**To be done**
Could you copy every line from the material below in which "minimum" appears?

____ Material provided

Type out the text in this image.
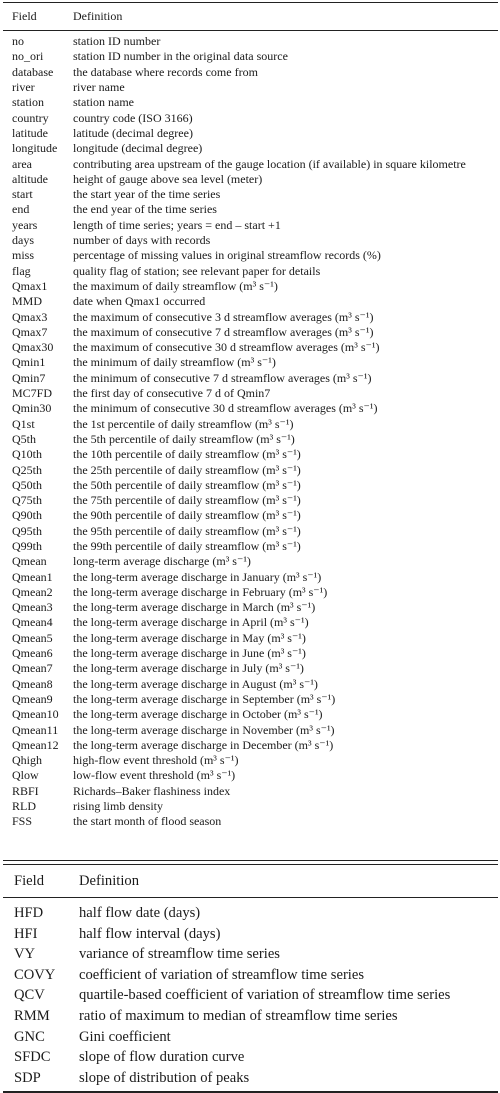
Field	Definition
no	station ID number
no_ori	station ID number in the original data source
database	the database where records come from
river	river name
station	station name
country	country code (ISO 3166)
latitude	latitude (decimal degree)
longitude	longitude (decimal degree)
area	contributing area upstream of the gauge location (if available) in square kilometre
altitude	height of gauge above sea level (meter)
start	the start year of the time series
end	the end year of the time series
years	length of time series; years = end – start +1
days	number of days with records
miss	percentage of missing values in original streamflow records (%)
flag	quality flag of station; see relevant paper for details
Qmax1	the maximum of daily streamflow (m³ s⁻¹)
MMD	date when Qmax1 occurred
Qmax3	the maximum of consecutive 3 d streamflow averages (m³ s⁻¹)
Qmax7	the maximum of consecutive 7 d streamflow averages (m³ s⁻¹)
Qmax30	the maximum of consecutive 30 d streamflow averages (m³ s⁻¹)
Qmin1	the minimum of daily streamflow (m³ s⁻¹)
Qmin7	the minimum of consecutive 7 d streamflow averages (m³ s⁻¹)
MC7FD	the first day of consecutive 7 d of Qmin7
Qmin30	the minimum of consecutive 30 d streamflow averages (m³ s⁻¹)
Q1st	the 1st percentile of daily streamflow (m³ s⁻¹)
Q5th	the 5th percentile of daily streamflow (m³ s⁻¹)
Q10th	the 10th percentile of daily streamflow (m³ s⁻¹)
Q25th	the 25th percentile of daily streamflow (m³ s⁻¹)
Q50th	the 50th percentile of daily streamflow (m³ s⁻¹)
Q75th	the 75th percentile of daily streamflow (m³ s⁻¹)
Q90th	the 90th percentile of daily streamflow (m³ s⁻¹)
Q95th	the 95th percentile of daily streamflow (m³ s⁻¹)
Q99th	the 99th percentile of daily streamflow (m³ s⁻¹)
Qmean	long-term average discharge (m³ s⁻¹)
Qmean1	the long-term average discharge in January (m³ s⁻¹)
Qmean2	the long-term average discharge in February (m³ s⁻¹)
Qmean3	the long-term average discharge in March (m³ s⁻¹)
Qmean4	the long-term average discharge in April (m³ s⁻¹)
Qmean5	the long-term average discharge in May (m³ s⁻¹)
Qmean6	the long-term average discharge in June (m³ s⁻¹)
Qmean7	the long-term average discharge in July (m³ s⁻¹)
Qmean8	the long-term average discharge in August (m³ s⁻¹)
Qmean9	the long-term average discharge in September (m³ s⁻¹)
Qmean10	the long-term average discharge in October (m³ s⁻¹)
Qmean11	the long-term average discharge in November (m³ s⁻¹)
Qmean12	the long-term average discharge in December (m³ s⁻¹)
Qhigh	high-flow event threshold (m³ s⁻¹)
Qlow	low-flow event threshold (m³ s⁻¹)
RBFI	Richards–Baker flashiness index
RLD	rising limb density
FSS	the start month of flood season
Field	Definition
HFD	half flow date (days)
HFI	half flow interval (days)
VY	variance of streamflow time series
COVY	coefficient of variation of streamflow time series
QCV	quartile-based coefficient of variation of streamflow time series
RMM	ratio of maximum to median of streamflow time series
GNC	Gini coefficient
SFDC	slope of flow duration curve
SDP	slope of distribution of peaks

________
____ Material provided

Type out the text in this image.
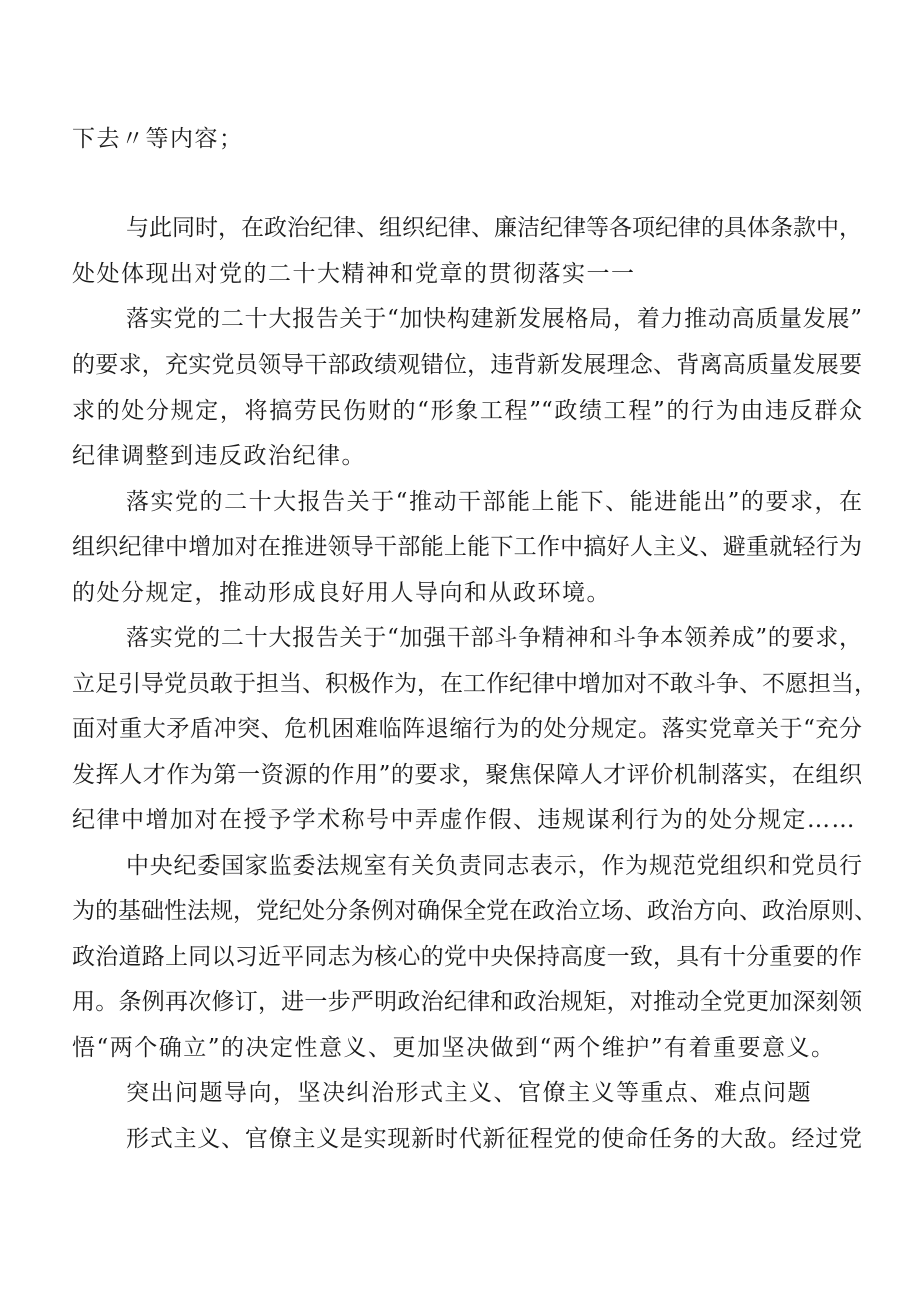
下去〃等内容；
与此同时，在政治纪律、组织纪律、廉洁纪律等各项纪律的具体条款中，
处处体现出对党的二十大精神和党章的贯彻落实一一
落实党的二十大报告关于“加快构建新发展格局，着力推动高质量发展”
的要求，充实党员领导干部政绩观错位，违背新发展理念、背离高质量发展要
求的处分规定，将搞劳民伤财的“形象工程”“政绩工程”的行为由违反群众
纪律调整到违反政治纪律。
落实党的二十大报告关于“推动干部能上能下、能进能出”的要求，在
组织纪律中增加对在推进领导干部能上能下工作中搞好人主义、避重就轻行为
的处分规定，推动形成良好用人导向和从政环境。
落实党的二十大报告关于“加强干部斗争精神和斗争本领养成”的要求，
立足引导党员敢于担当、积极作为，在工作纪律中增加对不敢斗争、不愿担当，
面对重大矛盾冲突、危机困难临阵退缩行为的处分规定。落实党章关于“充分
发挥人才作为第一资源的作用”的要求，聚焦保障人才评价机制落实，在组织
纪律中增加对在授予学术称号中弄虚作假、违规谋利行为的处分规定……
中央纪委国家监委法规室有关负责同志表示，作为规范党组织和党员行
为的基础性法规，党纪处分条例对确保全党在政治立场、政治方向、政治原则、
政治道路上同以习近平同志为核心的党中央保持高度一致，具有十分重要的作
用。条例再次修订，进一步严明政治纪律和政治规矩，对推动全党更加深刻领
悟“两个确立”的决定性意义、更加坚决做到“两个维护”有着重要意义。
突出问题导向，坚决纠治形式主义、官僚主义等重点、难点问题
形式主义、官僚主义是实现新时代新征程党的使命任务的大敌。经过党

________

**Worked solution**
Qmin1	the minimum of daily streamflow (m³ s⁻¹)
Qmin7	the minimum of consecutive 7 d streamflow averages (m³ s⁻¹)
Qmin30	the minimum of consecutive 30 d streamflow averages (m³ s⁻¹)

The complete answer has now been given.